[BEGIN Records for the exercise]

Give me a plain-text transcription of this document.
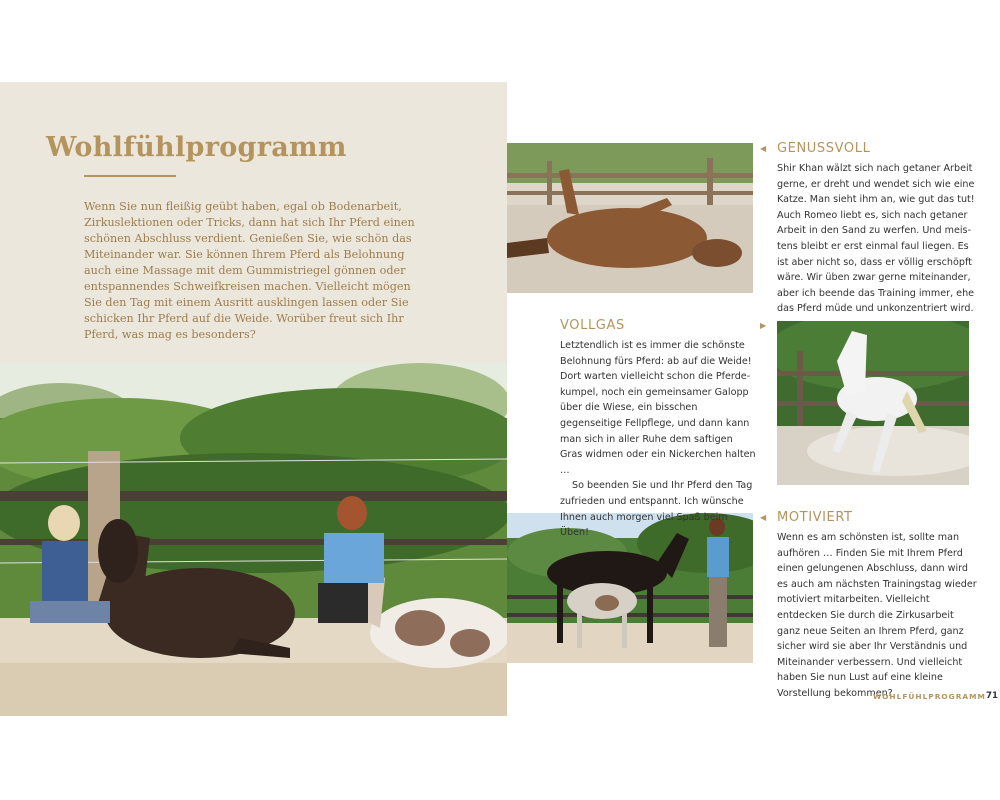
Wohlfühlprogramm
Wenn Sie nun fleißig geübt haben, egal ob Bodenarbeit, Zirkuslektionen oder Tricks, dann hat sich Ihr Pferd einen schönen Abschluss verdient. Genießen Sie, wie schön das Miteinander war. Sie können Ihrem Pferd als Belohnung auch eine Massage mit dem Gummistriegel gönnen oder entspannendes Schweifkreisen machen. Vielleicht mögen Sie den Tag mit einem Ausritt ausklingen lassen oder Sie schicken Ihr Pferd auf die Weide. Worüber freut sich Ihr Pferd, was mag es besonders?
◀ GENUSSVOLL
Shir Khan wälzt sich nach getaner Arbeit gerne, er dreht und wendet sich wie eine Katze. Man sieht ihm an, wie gut das tut! Auch Romeo liebt es, sich nach getaner Arbeit in den Sand zu werfen. Und meistens bleibt er erst einmal faul liegen. Es ist aber nicht so, dass er völlig erschöpft wäre. Wir üben zwar gerne miteinander, aber ich beende das Training immer, ehe das Pferd müde und unkonzentriert wird.
VOLLGAS	▶

Letztendlich ist es immer die schönste Belohnung fürs Pferd: ab auf die Weide! Dort warten vielleicht schon die Pferdekumpel, noch ein gemeinsamer Galopp über die Wiese, ein bisschen gegenseitige Fellpflege, und dann kann man sich in aller Ruhe dem saftigen Gras widmen oder ein Nickerchen halten …

So beenden Sie und Ihr Pferd den Tag zufrieden und entspannt. Ich wünsche Ihnen auch morgen viel Spaß beim Üben!

◀ MOTIVIERT
Wenn es am schönsten ist, sollte man aufhören … Finden Sie mit Ihrem Pferd einen gelungenen Abschluss, dann wird es auch am nächsten Trainingstag wieder motiviert mitarbeiten. Vielleicht entdecken Sie durch die Zirkusarbeit ganz neue Seiten an Ihrem Pferd, ganz sicher wird sie aber Ihr Verständnis und Miteinander verbessern. Und vielleicht haben Sie nun Lust auf eine kleine Vorstellung bekommen?
WOHLFÜHLPROGRAMM 71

[END Records for the exercise]

Work to do – Please transcribe the material above exactly as written. Leave the pictures out.

Task answer –
Give me a plain-text transcription of this document.
Wohlfühlprogramm
Wenn Sie nun fleißig geübt haben, egal ob Bodenarbeit, Zirkuslektionen oder Tricks, dann hat sich Ihr Pferd einen schönen Abschluss verdient. Genießen Sie, wie schön das Miteinander war. Sie können Ihrem Pferd als Belohnung auch eine Massage mit dem Gummistriegel gönnen oder entspannendes Schweifkreisen machen. Vielleicht mögen Sie den Tag mit einem Ausritt ausklingen lassen oder Sie schicken Ihr Pferd auf die Weide. Worüber freut sich Ihr Pferd, was mag es besonders?
◀ GENUSSVOLL
Shir Khan wälzt sich nach getaner Arbeit gerne, er dreht und wendet sich wie eine Katze. Man sieht ihm an, wie gut das tut! Auch Romeo liebt es, sich nach getaner Arbeit in den Sand zu werfen. Und meistens bleibt er erst einmal faul liegen. Es ist aber nicht so, dass er völlig erschöpft wäre. Wir üben zwar gerne miteinander, aber ich beende das Training immer, ehe das Pferd müde und unkonzentriert wird.
VOLLGAS	▶

Letztendlich ist es immer die schönste Belohnung fürs Pferd: ab auf die Weide! Dort warten vielleicht schon die Pferdekumpel, noch ein gemeinsamer Galopp über die Wiese, ein bisschen gegenseitige Fellpflege, und dann kann man sich in aller Ruhe dem saftigen Gras widmen oder ein Nickerchen halten …

So beenden Sie und Ihr Pferd den Tag zufrieden und entspannt. Ich wünsche Ihnen auch morgen viel Spaß beim Üben!

◀ MOTIVIERT
Wenn es am schönsten ist, sollte man aufhören … Finden Sie mit Ihrem Pferd einen gelungenen Abschluss, dann wird es auch am nächsten Trainingstag wieder motiviert mitarbeiten. Vielleicht entdecken Sie durch die Zirkusarbeit ganz neue Seiten an Ihrem Pferd, ganz sicher wird sie aber Ihr Verständnis und Miteinander verbessern. Und vielleicht haben Sie nun Lust auf eine kleine Vorstellung bekommen?
WOHLFÜHLPROGRAMM 71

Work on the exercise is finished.